In the listing that follows, count the lines holding the word "vypínača" and report only that number.
-------- THE RECORDS --------
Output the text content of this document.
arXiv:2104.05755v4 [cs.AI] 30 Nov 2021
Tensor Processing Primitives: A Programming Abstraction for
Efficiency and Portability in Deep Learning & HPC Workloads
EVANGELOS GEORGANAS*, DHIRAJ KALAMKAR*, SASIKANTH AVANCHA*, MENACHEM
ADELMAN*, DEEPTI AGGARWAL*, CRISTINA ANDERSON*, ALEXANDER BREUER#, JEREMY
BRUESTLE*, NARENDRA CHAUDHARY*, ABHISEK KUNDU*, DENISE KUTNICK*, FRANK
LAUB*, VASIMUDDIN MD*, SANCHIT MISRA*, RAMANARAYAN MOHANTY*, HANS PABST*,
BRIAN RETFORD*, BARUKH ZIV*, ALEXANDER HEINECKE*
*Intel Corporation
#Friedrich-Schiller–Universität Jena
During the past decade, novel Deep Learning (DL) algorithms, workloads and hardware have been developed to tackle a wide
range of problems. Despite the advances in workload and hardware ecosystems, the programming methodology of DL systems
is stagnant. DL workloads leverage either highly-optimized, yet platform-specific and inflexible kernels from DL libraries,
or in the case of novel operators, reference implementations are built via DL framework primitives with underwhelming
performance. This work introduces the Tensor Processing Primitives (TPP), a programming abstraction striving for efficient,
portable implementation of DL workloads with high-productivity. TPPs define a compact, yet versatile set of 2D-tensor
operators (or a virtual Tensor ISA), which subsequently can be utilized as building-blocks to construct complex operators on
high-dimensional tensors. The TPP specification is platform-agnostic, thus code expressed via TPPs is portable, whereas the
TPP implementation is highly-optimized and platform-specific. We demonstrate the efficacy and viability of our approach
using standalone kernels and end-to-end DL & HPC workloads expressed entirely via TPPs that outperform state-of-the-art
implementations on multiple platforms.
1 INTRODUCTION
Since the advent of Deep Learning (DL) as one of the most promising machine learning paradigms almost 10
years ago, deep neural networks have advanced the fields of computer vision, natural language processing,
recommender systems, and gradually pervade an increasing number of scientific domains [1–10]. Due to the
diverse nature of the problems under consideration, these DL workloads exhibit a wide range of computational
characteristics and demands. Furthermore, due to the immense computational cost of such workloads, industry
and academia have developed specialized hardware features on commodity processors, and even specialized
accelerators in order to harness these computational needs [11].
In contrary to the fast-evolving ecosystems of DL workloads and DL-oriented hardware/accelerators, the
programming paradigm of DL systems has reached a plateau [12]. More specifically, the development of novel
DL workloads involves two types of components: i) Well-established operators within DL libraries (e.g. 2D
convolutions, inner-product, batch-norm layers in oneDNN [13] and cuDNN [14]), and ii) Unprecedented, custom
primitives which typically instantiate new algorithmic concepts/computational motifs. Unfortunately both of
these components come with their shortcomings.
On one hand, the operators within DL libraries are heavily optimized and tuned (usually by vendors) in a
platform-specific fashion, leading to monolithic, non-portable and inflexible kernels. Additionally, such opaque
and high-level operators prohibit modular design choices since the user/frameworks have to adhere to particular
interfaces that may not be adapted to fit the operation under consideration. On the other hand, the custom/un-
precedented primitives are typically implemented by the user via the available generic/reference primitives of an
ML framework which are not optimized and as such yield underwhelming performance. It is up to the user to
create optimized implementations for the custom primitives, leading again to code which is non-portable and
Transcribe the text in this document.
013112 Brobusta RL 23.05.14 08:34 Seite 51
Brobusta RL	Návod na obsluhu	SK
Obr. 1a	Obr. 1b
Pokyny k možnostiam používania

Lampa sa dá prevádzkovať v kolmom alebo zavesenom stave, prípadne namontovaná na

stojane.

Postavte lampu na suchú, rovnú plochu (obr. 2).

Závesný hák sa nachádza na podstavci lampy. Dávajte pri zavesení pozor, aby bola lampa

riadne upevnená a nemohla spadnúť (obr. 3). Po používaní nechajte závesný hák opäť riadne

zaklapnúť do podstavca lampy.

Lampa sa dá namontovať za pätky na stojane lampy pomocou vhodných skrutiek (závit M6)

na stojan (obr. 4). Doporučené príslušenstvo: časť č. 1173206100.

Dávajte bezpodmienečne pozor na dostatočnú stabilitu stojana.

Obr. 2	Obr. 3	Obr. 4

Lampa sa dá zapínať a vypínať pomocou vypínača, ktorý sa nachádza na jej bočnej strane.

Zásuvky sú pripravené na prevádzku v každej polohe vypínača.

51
--------
-- PROBLEM SOLUTION --
2